> _Records for this exercise_:
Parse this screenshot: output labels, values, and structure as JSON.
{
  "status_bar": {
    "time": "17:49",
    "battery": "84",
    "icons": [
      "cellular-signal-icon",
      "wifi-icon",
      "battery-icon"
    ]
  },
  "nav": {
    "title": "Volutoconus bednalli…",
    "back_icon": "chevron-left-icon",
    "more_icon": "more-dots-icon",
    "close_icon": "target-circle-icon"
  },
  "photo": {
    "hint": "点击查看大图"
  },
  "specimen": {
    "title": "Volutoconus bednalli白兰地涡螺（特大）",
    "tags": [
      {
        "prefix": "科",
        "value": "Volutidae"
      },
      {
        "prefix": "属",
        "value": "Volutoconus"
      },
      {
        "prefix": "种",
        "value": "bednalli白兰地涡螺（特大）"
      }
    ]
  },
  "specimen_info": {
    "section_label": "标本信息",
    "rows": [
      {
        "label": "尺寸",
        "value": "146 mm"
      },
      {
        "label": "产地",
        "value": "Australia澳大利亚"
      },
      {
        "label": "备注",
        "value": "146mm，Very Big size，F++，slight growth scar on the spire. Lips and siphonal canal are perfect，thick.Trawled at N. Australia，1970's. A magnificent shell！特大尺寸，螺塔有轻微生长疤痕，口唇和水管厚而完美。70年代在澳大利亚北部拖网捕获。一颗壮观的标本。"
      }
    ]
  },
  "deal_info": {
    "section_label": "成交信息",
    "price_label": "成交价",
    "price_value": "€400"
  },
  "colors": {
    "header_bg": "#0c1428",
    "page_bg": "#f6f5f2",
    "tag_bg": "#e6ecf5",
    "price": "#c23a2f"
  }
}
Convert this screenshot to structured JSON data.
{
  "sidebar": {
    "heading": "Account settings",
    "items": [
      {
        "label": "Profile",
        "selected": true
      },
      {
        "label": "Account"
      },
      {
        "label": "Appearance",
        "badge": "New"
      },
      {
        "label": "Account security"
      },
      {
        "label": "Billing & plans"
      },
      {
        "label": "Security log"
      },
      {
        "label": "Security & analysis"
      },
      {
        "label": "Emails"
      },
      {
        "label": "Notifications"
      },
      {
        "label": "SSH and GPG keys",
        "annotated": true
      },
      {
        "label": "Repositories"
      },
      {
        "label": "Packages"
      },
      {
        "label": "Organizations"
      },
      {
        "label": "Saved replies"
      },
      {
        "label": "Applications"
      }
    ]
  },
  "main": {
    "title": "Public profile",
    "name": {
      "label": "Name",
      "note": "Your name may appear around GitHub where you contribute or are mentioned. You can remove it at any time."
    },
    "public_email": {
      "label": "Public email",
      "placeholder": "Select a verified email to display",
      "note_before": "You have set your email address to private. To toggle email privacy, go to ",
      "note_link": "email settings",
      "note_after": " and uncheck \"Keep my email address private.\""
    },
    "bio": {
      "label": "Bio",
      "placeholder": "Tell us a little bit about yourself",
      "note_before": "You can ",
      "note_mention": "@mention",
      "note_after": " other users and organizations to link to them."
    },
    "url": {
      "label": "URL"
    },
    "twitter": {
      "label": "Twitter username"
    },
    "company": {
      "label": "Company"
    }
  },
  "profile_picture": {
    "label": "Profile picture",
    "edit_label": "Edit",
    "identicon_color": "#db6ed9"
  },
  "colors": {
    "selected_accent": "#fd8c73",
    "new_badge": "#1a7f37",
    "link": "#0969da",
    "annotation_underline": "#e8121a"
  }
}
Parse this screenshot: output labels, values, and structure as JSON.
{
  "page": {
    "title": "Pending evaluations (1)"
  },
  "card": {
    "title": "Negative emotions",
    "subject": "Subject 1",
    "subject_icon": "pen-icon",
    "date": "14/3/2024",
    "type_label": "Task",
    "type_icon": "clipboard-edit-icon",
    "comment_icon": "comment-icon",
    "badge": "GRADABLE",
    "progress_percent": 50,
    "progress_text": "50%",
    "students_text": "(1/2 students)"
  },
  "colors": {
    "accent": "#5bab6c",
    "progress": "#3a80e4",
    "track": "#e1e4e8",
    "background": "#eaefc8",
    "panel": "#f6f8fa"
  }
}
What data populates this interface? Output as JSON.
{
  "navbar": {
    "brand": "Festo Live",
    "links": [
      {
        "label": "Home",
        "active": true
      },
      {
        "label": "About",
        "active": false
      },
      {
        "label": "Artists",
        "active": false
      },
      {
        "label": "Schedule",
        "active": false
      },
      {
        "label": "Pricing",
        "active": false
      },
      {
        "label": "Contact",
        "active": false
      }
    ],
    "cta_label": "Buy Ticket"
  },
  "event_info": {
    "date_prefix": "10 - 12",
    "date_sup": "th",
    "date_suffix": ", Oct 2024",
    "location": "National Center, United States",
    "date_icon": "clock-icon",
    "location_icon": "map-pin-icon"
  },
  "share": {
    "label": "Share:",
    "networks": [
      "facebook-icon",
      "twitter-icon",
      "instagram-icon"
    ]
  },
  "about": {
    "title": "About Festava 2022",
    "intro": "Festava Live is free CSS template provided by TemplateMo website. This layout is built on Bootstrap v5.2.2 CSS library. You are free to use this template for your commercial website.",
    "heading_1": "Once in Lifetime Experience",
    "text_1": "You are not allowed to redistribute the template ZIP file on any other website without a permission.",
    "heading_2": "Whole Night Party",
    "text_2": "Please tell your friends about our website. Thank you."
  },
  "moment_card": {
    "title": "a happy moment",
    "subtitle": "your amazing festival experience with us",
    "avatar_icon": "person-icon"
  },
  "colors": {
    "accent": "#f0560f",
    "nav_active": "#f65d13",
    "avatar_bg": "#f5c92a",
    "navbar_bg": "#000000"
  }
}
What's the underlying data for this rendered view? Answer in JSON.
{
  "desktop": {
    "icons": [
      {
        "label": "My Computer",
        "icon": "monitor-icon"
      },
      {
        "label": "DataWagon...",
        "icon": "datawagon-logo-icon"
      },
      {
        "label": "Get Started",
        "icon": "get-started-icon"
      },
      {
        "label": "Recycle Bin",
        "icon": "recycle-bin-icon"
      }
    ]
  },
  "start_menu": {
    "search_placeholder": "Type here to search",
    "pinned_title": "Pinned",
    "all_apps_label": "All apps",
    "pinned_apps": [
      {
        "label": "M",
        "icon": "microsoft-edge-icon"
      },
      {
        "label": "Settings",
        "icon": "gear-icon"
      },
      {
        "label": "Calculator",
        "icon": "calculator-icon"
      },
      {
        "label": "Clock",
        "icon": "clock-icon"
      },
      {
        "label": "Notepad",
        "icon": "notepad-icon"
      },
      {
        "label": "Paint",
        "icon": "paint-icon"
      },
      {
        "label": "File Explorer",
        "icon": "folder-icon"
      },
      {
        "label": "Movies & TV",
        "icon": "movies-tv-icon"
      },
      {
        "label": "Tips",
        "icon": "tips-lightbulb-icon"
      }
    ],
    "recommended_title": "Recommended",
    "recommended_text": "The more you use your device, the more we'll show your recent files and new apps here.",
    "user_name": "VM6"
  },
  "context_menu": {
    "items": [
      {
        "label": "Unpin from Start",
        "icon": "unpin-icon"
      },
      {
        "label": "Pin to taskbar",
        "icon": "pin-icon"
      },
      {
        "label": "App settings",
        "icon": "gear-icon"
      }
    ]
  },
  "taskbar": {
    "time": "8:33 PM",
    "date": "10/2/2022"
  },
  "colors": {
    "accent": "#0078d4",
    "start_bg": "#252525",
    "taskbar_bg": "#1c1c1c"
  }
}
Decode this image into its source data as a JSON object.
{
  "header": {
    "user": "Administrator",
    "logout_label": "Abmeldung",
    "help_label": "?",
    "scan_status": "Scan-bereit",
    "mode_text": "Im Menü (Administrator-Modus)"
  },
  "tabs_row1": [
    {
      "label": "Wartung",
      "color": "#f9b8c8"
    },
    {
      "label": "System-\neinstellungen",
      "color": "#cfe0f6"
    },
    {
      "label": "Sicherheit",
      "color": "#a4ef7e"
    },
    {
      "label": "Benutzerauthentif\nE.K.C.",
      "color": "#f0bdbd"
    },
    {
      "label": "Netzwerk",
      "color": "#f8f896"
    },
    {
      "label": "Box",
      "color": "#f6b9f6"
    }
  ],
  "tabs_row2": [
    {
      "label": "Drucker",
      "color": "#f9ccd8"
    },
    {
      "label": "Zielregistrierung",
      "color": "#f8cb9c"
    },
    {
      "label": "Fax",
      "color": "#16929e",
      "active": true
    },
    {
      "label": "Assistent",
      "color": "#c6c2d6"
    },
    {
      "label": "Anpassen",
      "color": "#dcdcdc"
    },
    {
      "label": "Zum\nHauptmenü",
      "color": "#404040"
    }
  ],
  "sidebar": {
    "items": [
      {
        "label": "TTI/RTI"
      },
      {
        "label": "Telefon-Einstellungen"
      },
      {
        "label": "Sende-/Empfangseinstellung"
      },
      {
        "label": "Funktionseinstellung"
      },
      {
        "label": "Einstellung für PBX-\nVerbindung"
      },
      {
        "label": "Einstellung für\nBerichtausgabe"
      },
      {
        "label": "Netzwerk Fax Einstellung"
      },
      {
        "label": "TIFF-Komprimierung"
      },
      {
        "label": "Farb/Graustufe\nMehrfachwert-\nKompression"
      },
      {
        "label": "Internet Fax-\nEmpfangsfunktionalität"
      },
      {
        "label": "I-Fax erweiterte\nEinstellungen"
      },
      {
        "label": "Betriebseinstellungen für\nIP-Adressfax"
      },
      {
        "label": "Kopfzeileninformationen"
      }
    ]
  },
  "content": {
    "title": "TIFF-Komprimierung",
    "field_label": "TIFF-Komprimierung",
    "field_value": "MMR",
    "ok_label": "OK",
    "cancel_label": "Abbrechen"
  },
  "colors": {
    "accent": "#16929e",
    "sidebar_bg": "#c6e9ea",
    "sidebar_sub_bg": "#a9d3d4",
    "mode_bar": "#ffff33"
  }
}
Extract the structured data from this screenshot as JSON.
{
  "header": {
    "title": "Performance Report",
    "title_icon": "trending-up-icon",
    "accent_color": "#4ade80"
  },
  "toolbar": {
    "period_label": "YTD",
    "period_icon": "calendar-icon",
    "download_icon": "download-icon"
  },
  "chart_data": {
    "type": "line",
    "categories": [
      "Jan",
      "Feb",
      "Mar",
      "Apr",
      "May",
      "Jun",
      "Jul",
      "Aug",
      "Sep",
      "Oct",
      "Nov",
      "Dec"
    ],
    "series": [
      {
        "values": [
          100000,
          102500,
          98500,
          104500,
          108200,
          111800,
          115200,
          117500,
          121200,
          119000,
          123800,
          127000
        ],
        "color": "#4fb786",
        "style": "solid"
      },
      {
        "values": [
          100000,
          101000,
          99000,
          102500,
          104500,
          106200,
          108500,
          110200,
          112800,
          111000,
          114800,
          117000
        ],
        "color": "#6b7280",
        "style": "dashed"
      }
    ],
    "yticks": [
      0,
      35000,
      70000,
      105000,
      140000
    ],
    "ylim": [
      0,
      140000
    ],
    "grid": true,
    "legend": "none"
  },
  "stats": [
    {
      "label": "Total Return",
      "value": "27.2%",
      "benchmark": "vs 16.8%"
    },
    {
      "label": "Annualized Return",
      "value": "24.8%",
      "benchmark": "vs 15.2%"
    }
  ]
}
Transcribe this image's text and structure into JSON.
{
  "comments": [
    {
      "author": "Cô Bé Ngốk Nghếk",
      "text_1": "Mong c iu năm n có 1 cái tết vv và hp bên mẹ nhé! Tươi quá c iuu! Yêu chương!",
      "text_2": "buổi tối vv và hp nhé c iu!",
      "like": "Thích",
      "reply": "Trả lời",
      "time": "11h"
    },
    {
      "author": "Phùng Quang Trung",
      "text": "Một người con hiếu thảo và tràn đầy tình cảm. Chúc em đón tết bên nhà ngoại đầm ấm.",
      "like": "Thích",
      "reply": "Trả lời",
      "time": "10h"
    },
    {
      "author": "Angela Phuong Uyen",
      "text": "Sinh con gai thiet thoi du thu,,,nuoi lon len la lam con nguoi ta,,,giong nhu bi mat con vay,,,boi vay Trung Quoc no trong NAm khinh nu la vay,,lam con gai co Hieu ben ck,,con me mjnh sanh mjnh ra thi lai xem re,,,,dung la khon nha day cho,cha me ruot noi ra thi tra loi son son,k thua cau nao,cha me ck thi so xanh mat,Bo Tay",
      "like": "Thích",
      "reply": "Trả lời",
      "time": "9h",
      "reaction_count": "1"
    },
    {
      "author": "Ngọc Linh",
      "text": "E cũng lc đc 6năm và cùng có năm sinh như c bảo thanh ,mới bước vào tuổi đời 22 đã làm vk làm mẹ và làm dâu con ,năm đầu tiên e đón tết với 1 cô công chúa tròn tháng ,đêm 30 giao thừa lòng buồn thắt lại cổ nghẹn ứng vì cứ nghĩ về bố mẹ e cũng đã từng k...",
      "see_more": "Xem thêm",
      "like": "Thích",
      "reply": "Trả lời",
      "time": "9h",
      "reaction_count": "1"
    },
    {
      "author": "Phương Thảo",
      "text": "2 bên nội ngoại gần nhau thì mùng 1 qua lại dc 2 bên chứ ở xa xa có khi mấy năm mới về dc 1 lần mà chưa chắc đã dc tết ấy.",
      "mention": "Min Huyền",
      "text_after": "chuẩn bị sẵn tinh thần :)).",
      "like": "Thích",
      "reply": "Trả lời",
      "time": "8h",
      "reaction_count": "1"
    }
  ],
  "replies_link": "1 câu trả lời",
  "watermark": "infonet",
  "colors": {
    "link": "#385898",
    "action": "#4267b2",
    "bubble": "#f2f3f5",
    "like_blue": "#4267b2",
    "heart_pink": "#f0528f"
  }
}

> _To be done_:
Track down every line with the word "Komprimierung" and copy it.

> _Solved exercise_:
        "label": "TIFF-Komprimierung"
    "title": "TIFF-Komprimierung",
    "field_label": "TIFF-Komprimierung",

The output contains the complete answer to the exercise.